═══ INFORMATION GIVEN

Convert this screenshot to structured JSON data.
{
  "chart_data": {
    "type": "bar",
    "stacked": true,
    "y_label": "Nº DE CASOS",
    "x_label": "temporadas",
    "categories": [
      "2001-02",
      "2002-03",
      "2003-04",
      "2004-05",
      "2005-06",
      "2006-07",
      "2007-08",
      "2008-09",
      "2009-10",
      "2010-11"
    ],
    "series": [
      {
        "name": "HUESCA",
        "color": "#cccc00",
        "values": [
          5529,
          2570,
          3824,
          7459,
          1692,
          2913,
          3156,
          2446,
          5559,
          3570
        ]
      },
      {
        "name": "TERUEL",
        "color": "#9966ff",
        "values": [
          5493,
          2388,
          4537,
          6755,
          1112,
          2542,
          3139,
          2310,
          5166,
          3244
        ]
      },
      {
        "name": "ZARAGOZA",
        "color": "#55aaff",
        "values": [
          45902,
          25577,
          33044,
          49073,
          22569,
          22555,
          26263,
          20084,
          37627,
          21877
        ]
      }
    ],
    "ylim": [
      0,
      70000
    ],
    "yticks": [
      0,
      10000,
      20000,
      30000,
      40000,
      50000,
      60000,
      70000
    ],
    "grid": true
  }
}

══════

WHAT TO PRODUCE ->
Write out every line from the records above, word for word.

EXERCISE SOLUTION ->
Convert this screenshot to structured JSON data.
{
  "chart_data": {
    "type": "bar",
    "stacked": true,
    "y_label": "Nº DE CASOS",
    "x_label": "temporadas",
    "categories": [
      "2001-02",
      "2002-03",
      "2003-04",
      "2004-05",
      "2005-06",
      "2006-07",
      "2007-08",
      "2008-09",
      "2009-10",
      "2010-11"
    ],
    "series": [
      {
        "name": "HUESCA",
        "color": "#cccc00",
        "values": [
          5529,
          2570,
          3824,
          7459,
          1692,
          2913,
          3156,
          2446,
          5559,
          3570
        ]
      },
      {
        "name": "TERUEL",
        "color": "#9966ff",
        "values": [
          5493,
          2388,
          4537,
          6755,
          1112,
          2542,
          3139,
          2310,
          5166,
          3244
        ]
      },
      {
        "name": "ZARAGOZA",
        "color": "#55aaff",
        "values": [
          45902,
          25577,
          33044,
          49073,
          22569,
          22555,
          26263,
          20084,
          37627,
          21877
        ]
      }
    ],
    "ylim": [
      0,
      70000
    ],
    "yticks": [
      0,
      10000,
      20000,
      30000,
      40000,
      50000,
      60000,
      70000
    ],
    "grid": true
  }
}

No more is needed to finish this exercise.